Extract every entry word for word.

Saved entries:
— Start —
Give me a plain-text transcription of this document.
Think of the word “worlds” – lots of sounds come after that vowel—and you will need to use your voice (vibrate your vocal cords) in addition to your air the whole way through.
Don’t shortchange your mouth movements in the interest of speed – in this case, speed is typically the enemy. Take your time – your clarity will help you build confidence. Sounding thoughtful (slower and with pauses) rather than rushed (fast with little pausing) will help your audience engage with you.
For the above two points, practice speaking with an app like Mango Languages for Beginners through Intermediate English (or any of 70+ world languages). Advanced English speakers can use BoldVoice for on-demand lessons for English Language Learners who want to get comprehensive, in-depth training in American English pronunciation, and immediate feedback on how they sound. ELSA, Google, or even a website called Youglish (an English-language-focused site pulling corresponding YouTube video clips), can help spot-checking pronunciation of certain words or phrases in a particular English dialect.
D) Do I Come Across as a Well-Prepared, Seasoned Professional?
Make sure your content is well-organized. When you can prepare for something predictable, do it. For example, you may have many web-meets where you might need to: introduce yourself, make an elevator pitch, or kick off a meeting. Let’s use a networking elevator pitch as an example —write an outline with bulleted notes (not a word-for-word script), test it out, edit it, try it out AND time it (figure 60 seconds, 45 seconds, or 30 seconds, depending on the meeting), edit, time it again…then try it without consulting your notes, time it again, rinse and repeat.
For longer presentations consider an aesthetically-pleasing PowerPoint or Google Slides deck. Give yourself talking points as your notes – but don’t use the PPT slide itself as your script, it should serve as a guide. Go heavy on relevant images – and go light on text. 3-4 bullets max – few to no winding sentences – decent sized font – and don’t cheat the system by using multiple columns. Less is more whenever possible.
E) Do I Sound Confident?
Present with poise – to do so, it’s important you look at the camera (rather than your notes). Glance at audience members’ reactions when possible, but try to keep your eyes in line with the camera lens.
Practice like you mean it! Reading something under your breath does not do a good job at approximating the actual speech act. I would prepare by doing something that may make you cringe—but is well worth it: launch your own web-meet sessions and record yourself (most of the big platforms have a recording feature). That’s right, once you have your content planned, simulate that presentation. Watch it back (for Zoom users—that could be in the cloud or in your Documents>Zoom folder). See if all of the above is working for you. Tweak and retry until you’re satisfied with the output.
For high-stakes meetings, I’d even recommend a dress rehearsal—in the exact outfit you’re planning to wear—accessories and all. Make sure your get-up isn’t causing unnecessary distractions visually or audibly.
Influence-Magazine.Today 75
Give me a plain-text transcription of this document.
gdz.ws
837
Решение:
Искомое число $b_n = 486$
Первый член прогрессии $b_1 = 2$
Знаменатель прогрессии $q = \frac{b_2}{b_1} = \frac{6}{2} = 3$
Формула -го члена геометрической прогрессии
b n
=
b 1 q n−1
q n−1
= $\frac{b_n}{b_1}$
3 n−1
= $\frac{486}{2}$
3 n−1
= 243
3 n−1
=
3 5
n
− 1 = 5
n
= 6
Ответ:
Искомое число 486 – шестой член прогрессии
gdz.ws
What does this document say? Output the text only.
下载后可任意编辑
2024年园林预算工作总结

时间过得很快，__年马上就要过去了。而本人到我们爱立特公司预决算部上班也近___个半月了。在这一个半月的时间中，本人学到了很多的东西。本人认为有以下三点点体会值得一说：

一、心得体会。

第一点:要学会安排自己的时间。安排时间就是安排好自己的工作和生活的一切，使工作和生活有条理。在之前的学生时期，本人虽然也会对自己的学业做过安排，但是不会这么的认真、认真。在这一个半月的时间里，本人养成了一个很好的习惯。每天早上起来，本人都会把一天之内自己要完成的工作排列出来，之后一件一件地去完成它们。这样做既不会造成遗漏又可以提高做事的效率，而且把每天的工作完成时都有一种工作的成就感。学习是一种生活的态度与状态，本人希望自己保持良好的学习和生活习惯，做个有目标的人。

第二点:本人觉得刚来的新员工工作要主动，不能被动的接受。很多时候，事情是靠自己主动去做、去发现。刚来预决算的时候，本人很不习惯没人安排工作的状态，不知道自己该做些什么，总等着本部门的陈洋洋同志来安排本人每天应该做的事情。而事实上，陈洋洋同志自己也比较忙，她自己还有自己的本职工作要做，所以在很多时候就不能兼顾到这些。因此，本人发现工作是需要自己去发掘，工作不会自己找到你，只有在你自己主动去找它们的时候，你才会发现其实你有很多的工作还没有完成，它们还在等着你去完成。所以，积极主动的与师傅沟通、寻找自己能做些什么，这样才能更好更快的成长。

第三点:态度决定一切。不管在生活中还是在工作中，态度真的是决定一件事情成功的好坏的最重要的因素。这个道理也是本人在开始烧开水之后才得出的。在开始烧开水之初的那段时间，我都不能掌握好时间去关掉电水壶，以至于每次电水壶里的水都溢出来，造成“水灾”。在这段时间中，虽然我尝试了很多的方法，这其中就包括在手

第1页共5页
— End —
◆ Result below
Give me a plain-text transcription of this document.
Think of the word “worlds” – lots of sounds come after that vowel—and you will need to use your voice (vibrate your vocal cords) in addition to your air the whole way through.
Don’t shortchange your mouth movements in the interest of speed – in this case, speed is typically the enemy. Take your time – your clarity will help you build confidence. Sounding thoughtful (slower and with pauses) rather than rushed (fast with little pausing) will help your audience engage with you.
For the above two points, practice speaking with an app like Mango Languages for Beginners through Intermediate English (or any of 70+ world languages). Advanced English speakers can use BoldVoice for on-demand lessons for English Language Learners who want to get comprehensive, in-depth training in American English pronunciation, and immediate feedback on how they sound. ELSA, Google, or even a website called Youglish (an English-language-focused site pulling corresponding YouTube video clips), can help spot-checking pronunciation of certain words or phrases in a particular English dialect.
D) Do I Come Across as a Well-Prepared, Seasoned Professional?
Make sure your content is well-organized. When you can prepare for something predictable, do it. For example, you may have many web-meets where you might need to: introduce yourself, make an elevator pitch, or kick off a meeting. Let’s use a networking elevator pitch as an example —write an outline with bulleted notes (not a word-for-word script), test it out, edit it, try it out AND time it (figure 60 seconds, 45 seconds, or 30 seconds, depending on the meeting), edit, time it again…then try it without consulting your notes, time it again, rinse and repeat.
For longer presentations consider an aesthetically-pleasing PowerPoint or Google Slides deck. Give yourself talking points as your notes – but don’t use the PPT slide itself as your script, it should serve as a guide. Go heavy on relevant images – and go light on text. 3-4 bullets max – few to no winding sentences – decent sized font – and don’t cheat the system by using multiple columns. Less is more whenever possible.
E) Do I Sound Confident?
Present with poise – to do so, it’s important you look at the camera (rather than your notes). Glance at audience members’ reactions when possible, but try to keep your eyes in line with the camera lens.
Practice like you mean it! Reading something under your breath does not do a good job at approximating the actual speech act. I would prepare by doing something that may make you cringe—but is well worth it: launch your own web-meet sessions and record yourself (most of the big platforms have a recording feature). That’s right, once you have your content planned, simulate that presentation. Watch it back (for Zoom users—that could be in the cloud or in your Documents>Zoom folder). See if all of the above is working for you. Tweak and retry until you’re satisfied with the output.
For high-stakes meetings, I’d even recommend a dress rehearsal—in the exact outfit you’re planning to wear—accessories and all. Make sure your get-up isn’t causing unnecessary distractions visually or audibly.
Influence-Magazine.Today 75
Give me a plain-text transcription of this document.
gdz.ws
837
Решение:
Искомое число $b_n = 486$
Первый член прогрессии $b_1 = 2$
Знаменатель прогрессии $q = \frac{b_2}{b_1} = \frac{6}{2} = 3$
Формула -го члена геометрической прогрессии
b n
=
b 1 q n−1
q n−1
= $\frac{b_n}{b_1}$
3 n−1
= $\frac{486}{2}$
3 n−1
= 243
3 n−1
=
3 5
n
− 1 = 5
n
= 6
Ответ:
Искомое число 486 – шестой член прогрессии
gdz.ws
What does this document say? Output the text only.
下载后可任意编辑
2024年园林预算工作总结

时间过得很快，__年马上就要过去了。而本人到我们爱立特公司预决算部上班也近___个半月了。在这一个半月的时间中，本人学到了很多的东西。本人认为有以下三点点体会值得一说：

一、心得体会。

第一点:要学会安排自己的时间。安排时间就是安排好自己的工作和生活的一切，使工作和生活有条理。在之前的学生时期，本人虽然也会对自己的学业做过安排，但是不会这么的认真、认真。在这一个半月的时间里，本人养成了一个很好的习惯。每天早上起来，本人都会把一天之内自己要完成的工作排列出来，之后一件一件地去完成它们。这样做既不会造成遗漏又可以提高做事的效率，而且把每天的工作完成时都有一种工作的成就感。学习是一种生活的态度与状态，本人希望自己保持良好的学习和生活习惯，做个有目标的人。

第二点:本人觉得刚来的新员工工作要主动，不能被动的接受。很多时候，事情是靠自己主动去做、去发现。刚来预决算的时候，本人很不习惯没人安排工作的状态，不知道自己该做些什么，总等着本部门的陈洋洋同志来安排本人每天应该做的事情。而事实上，陈洋洋同志自己也比较忙，她自己还有自己的本职工作要做，所以在很多时候就不能兼顾到这些。因此，本人发现工作是需要自己去发掘，工作不会自己找到你，只有在你自己主动去找它们的时候，你才会发现其实你有很多的工作还没有完成，它们还在等着你去完成。所以，积极主动的与师傅沟通、寻找自己能做些什么，这样才能更好更快的成长。

第三点:态度决定一切。不管在生活中还是在工作中，态度真的是决定一件事情成功的好坏的最重要的因素。这个道理也是本人在开始烧开水之后才得出的。在开始烧开水之初的那段时间，我都不能掌握好时间去关掉电水壶，以至于每次电水壶里的水都溢出来，造成“水灾”。在这段时间中，虽然我尝试了很多的方法，这其中就包括在手

第1页共5页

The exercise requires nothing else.